# Directions:
Restate the records below word for word.
-------- Exercise materials --------
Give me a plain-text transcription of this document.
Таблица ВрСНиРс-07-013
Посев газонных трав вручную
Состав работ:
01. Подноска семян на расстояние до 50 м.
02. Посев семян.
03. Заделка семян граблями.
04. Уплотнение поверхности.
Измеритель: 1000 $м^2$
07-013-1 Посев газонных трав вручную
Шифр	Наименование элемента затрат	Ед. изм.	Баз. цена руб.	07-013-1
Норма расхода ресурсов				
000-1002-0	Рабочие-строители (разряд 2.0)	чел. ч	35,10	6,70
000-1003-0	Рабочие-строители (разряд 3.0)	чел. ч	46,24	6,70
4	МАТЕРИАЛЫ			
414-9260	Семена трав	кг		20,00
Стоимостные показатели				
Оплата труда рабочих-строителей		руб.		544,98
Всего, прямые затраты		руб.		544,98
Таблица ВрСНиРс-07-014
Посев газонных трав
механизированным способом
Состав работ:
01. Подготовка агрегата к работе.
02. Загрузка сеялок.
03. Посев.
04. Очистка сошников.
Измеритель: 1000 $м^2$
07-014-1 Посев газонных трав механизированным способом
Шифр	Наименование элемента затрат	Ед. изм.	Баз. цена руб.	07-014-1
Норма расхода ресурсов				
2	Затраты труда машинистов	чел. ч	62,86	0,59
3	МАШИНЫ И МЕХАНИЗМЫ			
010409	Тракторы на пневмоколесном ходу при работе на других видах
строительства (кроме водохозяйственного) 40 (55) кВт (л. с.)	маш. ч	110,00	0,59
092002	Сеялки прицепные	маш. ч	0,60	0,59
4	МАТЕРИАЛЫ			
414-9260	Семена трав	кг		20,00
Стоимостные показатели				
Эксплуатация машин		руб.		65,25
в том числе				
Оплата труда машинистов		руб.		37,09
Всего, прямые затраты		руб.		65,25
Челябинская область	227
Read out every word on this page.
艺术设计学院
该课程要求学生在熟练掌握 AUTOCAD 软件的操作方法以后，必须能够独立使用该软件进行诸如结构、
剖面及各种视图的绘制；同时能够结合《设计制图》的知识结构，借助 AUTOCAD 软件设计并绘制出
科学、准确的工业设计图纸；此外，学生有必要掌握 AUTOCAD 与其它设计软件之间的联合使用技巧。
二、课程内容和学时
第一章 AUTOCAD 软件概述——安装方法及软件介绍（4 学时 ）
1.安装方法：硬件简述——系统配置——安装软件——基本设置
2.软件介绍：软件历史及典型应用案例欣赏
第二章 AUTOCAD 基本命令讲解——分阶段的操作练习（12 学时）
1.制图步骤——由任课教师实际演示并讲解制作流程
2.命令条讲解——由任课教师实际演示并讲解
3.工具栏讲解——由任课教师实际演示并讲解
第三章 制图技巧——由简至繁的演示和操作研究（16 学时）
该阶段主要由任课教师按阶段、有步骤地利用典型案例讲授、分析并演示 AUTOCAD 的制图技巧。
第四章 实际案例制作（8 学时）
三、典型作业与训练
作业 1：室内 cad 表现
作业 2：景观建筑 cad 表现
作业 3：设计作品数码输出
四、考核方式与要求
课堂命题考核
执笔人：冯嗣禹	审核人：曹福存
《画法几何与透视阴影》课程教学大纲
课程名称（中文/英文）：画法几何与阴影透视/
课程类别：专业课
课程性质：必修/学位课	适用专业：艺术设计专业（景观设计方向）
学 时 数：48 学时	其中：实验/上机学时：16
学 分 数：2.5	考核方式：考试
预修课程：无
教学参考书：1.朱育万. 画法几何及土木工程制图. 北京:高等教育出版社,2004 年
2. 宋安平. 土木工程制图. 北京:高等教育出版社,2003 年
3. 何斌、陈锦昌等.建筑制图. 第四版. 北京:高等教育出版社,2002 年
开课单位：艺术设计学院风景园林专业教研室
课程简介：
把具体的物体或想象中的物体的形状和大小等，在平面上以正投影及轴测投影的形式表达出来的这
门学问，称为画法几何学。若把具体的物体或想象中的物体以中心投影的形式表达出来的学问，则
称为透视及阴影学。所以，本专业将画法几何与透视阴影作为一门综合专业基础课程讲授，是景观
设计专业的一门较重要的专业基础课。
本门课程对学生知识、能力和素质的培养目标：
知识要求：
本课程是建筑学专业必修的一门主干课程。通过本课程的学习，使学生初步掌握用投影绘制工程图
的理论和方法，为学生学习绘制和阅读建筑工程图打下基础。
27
--------
# Problem solution:
Give me a plain-text transcription of this document.
Таблица ВрСНиРс-07-013
Посев газонных трав вручную
Состав работ:
01. Подноска семян на расстояние до 50 м.
02. Посев семян.
03. Заделка семян граблями.
04. Уплотнение поверхности.
Измеритель: 1000 $м^2$
07-013-1 Посев газонных трав вручную
Шифр	Наименование элемента затрат	Ед. изм.	Баз. цена руб.	07-013-1
Норма расхода ресурсов				
000-1002-0	Рабочие-строители (разряд 2.0)	чел. ч	35,10	6,70
000-1003-0	Рабочие-строители (разряд 3.0)	чел. ч	46,24	6,70
4	МАТЕРИАЛЫ			
414-9260	Семена трав	кг		20,00
Стоимостные показатели				
Оплата труда рабочих-строителей		руб.		544,98
Всего, прямые затраты		руб.		544,98
Таблица ВрСНиРс-07-014
Посев газонных трав
механизированным способом
Состав работ:
01. Подготовка агрегата к работе.
02. Загрузка сеялок.
03. Посев.
04. Очистка сошников.
Измеритель: 1000 $м^2$
07-014-1 Посев газонных трав механизированным способом
Шифр	Наименование элемента затрат	Ед. изм.	Баз. цена руб.	07-014-1
Норма расхода ресурсов				
2	Затраты труда машинистов	чел. ч	62,86	0,59
3	МАШИНЫ И МЕХАНИЗМЫ			
010409	Тракторы на пневмоколесном ходу при работе на других видах
строительства (кроме водохозяйственного) 40 (55) кВт (л. с.)	маш. ч	110,00	0,59
092002	Сеялки прицепные	маш. ч	0,60	0,59
4	МАТЕРИАЛЫ			
414-9260	Семена трав	кг		20,00
Стоимостные показатели				
Эксплуатация машин		руб.		65,25
в том числе				
Оплата труда машинистов		руб.		37,09
Всего, прямые затраты		руб.		65,25
Челябинская область	227
Read out every word on this page.
艺术设计学院
该课程要求学生在熟练掌握 AUTOCAD 软件的操作方法以后，必须能够独立使用该软件进行诸如结构、
剖面及各种视图的绘制；同时能够结合《设计制图》的知识结构，借助 AUTOCAD 软件设计并绘制出
科学、准确的工业设计图纸；此外，学生有必要掌握 AUTOCAD 与其它设计软件之间的联合使用技巧。
二、课程内容和学时
第一章 AUTOCAD 软件概述——安装方法及软件介绍（4 学时 ）
1.安装方法：硬件简述——系统配置——安装软件——基本设置
2.软件介绍：软件历史及典型应用案例欣赏
第二章 AUTOCAD 基本命令讲解——分阶段的操作练习（12 学时）
1.制图步骤——由任课教师实际演示并讲解制作流程
2.命令条讲解——由任课教师实际演示并讲解
3.工具栏讲解——由任课教师实际演示并讲解
第三章 制图技巧——由简至繁的演示和操作研究（16 学时）
该阶段主要由任课教师按阶段、有步骤地利用典型案例讲授、分析并演示 AUTOCAD 的制图技巧。
第四章 实际案例制作（8 学时）
三、典型作业与训练
作业 1：室内 cad 表现
作业 2：景观建筑 cad 表现
作业 3：设计作品数码输出
四、考核方式与要求
课堂命题考核
执笔人：冯嗣禹	审核人：曹福存
《画法几何与透视阴影》课程教学大纲
课程名称（中文/英文）：画法几何与阴影透视/
课程类别：专业课
课程性质：必修/学位课	适用专业：艺术设计专业（景观设计方向）
学 时 数：48 学时	其中：实验/上机学时：16
学 分 数：2.5	考核方式：考试
预修课程：无
教学参考书：1.朱育万. 画法几何及土木工程制图. 北京:高等教育出版社,2004 年
2. 宋安平. 土木工程制图. 北京:高等教育出版社,2003 年
3. 何斌、陈锦昌等.建筑制图. 第四版. 北京:高等教育出版社,2002 年
开课单位：艺术设计学院风景园林专业教研室
课程简介：
把具体的物体或想象中的物体的形状和大小等，在平面上以正投影及轴测投影的形式表达出来的这
门学问，称为画法几何学。若把具体的物体或想象中的物体以中心投影的形式表达出来的学问，则
称为透视及阴影学。所以，本专业将画法几何与透视阴影作为一门综合专业基础课程讲授，是景观
设计专业的一门较重要的专业基础课。
本门课程对学生知识、能力和素质的培养目标：
知识要求：
本课程是建筑学专业必修的一门主干课程。通过本课程的学习，使学生初步掌握用投影绘制工程图
的理论和方法，为学生学习绘制和阅读建筑工程图打下基础。
27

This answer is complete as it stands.